Consigne – D'après l'extrait sur le partage contenu dans un testament, à partir de quel moment ce partage peut-il produire effet ?
═════ Extrait ═════
940. De là résultent un très grand nombre de conséquences, parmi lesquelles nous devons signaler les principales:

Le partage est contenu dans un testament, d'où il suit qu'il n'existe et ne peut produire effet qu'au décès de l'ascendant; que, jusqu'à cette époque, il peut librement être révoqué par l'ascendant, et qu'il est susceptible de subir toutes les révocations expresses ou tacites dont les testaments peuvent être l'objet.

Mais, le décès de l'ascendant survenu, le partage contenu dans le testament oblige les héritiers; il les investit des choses placées dans leur lot, et à la date du décès du testateur, comme l'aurait fait un partage amiable ou judiciaire. Il s'établit ainsi entre les enfants tous les rapports qui naissent entre les héritiers après l'ouverture de la succession par le fait du partage; de là les conséquences suivantes : 1° les enfants, copartagés, ont la saisine (art. 724, C. civ.) et se mettent en possession des choses placées dans leur lot, sans avoir besoin de demander la délivrance; ils devraient procéder ainsi s'ils étaient légataires.
═════ Données fournies ═════
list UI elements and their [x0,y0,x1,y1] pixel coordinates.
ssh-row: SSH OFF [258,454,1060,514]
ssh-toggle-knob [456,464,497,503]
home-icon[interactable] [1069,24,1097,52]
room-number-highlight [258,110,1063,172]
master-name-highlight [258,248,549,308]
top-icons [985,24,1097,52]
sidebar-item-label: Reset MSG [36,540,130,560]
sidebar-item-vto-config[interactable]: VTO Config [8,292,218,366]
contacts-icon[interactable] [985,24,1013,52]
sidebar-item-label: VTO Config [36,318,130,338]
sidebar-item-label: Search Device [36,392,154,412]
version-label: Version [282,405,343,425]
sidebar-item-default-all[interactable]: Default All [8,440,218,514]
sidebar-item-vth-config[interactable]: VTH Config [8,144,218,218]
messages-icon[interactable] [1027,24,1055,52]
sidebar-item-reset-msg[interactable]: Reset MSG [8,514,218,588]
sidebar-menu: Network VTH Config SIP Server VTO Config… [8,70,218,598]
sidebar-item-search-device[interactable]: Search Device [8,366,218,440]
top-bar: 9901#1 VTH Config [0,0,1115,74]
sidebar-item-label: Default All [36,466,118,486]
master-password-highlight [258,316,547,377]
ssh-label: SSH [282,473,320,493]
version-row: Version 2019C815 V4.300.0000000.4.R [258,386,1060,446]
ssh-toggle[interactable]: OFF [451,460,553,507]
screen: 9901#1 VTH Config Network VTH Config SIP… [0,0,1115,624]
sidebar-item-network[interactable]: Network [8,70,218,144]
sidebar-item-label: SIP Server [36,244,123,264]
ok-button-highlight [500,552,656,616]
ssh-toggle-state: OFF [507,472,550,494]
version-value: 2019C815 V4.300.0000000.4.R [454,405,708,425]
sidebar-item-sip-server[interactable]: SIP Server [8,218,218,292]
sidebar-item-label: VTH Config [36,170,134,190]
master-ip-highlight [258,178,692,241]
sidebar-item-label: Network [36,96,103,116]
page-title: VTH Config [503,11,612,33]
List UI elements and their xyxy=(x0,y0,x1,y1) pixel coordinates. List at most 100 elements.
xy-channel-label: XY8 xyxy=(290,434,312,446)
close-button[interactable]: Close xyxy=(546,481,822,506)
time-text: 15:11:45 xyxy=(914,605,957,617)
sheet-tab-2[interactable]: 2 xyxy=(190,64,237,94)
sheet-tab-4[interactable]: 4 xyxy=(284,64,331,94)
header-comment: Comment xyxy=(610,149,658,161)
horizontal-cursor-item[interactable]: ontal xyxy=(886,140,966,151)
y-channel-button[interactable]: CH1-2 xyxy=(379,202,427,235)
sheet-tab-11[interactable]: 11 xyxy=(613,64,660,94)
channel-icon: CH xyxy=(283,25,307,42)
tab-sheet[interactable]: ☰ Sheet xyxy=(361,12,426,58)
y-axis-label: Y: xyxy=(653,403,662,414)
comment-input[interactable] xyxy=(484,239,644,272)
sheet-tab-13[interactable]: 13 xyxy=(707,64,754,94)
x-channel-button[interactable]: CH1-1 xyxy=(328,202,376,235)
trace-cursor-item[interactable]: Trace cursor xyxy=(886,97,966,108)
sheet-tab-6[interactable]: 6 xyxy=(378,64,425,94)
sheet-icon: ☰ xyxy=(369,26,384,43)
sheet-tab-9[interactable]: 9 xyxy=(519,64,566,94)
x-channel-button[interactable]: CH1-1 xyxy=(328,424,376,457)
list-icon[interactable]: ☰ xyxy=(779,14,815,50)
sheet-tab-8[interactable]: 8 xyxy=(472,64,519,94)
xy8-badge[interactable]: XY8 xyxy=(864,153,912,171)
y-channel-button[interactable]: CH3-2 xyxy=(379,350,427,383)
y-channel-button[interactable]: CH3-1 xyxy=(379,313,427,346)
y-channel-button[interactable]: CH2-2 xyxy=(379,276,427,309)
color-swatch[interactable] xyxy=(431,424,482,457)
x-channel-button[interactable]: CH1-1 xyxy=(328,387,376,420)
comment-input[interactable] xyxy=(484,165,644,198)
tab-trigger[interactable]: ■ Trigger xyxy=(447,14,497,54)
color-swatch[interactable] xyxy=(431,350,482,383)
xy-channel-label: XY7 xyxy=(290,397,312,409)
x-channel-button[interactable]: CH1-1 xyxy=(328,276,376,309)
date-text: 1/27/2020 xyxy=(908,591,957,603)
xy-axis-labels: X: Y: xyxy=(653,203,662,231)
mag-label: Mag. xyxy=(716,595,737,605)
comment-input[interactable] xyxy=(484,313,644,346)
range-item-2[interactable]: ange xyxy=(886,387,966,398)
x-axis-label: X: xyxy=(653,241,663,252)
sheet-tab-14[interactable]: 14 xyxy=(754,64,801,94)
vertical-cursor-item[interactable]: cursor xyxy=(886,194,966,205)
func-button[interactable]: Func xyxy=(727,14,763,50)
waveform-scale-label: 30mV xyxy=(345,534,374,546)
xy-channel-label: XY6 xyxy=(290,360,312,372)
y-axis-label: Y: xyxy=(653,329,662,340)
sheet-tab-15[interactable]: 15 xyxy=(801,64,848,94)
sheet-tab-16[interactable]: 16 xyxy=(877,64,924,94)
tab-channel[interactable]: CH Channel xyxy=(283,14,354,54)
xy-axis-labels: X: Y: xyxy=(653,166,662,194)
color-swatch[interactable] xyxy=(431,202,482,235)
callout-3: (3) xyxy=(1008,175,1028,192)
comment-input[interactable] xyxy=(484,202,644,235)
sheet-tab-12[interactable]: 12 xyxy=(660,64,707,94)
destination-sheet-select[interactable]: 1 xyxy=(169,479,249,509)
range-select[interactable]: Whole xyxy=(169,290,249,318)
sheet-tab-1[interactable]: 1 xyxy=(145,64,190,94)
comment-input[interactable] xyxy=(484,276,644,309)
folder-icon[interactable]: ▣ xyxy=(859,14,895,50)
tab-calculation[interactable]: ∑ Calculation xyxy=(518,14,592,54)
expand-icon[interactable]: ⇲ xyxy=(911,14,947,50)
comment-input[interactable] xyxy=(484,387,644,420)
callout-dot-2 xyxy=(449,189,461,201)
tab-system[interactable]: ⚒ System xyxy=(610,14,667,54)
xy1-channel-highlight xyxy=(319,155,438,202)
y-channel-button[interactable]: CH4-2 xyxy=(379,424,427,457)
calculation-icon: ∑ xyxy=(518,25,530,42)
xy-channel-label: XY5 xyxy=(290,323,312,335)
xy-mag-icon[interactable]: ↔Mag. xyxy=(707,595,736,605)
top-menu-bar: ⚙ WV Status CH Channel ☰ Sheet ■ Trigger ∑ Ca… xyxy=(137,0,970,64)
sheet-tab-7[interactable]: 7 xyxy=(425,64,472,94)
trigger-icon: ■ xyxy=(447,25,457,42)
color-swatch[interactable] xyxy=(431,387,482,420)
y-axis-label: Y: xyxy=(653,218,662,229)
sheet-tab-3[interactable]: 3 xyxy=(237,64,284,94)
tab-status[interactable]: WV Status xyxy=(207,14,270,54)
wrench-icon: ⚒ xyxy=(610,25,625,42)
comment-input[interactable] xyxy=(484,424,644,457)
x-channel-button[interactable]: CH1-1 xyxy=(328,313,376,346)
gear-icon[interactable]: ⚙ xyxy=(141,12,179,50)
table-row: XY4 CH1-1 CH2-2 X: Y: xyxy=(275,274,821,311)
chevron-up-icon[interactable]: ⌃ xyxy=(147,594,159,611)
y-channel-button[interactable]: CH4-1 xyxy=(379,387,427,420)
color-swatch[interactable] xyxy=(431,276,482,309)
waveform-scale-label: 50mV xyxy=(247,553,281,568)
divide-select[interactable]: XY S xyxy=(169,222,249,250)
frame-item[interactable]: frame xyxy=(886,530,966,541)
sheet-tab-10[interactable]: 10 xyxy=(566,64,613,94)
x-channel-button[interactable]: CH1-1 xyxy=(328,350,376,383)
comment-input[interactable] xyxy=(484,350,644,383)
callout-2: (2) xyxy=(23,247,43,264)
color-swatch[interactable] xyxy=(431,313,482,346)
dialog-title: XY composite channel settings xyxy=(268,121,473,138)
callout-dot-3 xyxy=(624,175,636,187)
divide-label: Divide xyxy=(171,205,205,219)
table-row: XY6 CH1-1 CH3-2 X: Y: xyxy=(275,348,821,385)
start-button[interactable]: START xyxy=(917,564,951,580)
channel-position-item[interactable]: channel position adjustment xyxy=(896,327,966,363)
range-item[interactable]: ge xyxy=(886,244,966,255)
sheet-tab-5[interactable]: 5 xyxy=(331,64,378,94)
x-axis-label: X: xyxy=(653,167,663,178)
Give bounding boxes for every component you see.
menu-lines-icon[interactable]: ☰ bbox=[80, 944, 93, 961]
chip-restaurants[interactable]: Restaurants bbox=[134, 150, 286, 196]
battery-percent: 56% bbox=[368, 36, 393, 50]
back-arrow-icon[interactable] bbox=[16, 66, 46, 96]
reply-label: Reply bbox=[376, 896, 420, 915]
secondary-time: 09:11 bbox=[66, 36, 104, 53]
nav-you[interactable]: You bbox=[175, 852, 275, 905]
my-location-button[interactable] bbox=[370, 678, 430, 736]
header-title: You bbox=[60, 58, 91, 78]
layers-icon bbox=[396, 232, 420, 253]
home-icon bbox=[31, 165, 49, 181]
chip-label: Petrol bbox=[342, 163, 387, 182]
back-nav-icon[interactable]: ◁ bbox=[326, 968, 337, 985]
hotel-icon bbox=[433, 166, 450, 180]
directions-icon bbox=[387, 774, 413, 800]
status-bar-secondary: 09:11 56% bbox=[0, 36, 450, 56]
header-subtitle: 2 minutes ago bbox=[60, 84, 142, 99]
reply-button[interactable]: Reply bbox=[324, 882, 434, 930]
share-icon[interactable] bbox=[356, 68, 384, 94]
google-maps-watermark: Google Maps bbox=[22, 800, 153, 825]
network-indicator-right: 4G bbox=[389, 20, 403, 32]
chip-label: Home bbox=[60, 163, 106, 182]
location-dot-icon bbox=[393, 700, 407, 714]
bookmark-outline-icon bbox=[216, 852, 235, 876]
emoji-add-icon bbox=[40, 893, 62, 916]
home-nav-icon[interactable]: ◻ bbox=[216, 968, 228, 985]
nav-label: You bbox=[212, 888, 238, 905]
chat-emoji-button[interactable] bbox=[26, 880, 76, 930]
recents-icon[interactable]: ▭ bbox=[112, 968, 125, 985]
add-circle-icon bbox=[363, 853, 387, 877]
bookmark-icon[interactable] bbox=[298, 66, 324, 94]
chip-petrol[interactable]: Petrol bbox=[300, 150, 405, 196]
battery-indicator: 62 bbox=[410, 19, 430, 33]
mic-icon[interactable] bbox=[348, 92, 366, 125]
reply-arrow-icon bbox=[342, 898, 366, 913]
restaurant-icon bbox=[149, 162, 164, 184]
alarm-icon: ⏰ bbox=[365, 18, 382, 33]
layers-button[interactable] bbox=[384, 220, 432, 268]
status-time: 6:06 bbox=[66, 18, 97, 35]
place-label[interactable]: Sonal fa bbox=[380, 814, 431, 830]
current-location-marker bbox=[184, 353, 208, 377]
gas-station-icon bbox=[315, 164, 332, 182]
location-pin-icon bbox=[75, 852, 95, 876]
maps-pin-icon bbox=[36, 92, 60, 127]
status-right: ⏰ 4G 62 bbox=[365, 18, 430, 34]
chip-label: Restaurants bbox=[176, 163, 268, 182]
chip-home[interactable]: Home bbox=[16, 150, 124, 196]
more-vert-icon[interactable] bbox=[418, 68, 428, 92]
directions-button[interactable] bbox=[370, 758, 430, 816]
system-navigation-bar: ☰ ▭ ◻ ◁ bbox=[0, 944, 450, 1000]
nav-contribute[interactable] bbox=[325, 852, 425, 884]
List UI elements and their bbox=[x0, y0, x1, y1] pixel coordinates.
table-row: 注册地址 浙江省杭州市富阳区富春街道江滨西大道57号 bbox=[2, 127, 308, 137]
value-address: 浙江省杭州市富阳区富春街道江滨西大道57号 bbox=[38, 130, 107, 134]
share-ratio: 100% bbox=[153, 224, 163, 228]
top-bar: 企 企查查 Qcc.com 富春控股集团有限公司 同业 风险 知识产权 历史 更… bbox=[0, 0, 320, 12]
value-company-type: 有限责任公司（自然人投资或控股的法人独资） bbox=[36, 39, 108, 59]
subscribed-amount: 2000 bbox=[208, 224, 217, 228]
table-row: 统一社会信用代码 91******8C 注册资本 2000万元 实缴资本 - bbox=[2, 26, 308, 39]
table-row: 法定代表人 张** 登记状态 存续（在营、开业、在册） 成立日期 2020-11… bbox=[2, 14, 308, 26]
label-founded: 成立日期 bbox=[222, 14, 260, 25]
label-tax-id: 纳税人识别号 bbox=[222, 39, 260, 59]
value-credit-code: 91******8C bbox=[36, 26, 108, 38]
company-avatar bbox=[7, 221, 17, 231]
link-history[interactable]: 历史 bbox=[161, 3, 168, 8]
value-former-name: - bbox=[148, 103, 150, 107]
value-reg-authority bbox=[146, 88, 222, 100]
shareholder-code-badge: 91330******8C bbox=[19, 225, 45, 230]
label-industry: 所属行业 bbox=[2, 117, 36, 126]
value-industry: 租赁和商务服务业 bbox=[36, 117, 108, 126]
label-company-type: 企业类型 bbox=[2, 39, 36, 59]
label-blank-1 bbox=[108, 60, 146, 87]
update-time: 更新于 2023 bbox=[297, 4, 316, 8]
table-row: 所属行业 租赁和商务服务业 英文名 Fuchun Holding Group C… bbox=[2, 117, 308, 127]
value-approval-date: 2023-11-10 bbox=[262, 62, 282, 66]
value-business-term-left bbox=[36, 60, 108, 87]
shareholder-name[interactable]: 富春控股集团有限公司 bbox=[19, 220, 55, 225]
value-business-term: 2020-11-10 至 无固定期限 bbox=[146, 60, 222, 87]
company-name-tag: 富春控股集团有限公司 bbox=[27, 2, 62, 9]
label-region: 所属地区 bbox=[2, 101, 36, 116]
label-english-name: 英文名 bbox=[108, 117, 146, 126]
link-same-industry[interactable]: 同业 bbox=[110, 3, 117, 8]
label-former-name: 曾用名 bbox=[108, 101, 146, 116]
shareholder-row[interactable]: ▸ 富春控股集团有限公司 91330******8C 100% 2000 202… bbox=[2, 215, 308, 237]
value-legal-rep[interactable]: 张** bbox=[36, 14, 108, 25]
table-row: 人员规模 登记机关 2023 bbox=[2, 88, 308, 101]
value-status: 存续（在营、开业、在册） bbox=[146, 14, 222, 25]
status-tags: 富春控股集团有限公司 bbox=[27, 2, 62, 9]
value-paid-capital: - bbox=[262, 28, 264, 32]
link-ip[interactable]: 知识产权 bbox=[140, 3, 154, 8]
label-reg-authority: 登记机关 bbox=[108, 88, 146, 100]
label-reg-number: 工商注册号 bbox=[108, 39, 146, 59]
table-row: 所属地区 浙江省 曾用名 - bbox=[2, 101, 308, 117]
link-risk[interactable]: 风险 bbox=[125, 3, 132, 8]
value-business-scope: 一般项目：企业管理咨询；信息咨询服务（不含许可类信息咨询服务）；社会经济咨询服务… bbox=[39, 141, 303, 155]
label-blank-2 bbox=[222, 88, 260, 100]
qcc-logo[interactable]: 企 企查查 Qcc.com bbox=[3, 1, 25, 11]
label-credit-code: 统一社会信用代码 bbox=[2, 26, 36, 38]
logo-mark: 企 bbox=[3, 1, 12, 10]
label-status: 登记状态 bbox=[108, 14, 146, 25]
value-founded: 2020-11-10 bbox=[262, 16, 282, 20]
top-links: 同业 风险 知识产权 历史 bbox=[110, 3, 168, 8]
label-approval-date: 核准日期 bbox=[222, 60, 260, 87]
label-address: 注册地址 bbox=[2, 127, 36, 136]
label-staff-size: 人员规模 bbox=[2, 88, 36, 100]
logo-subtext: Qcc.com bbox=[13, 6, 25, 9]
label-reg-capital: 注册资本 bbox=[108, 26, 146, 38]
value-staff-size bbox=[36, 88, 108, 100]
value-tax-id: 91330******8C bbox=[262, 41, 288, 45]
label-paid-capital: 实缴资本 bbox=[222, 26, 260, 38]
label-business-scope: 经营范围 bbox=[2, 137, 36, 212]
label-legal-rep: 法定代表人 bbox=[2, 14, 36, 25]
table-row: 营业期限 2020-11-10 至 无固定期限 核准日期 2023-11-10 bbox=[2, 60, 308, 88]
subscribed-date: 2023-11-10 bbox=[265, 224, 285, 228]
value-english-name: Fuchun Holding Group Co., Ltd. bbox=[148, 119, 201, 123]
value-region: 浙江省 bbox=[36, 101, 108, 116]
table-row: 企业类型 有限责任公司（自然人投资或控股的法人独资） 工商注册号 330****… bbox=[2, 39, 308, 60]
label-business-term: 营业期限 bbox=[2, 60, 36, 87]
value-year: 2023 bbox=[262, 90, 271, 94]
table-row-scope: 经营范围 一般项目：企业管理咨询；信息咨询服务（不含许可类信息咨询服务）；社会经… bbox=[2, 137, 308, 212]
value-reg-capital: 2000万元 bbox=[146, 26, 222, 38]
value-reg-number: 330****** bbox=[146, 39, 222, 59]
═════
Corrigé – Il ne peut produire effet qu'au décès de l'ascendant.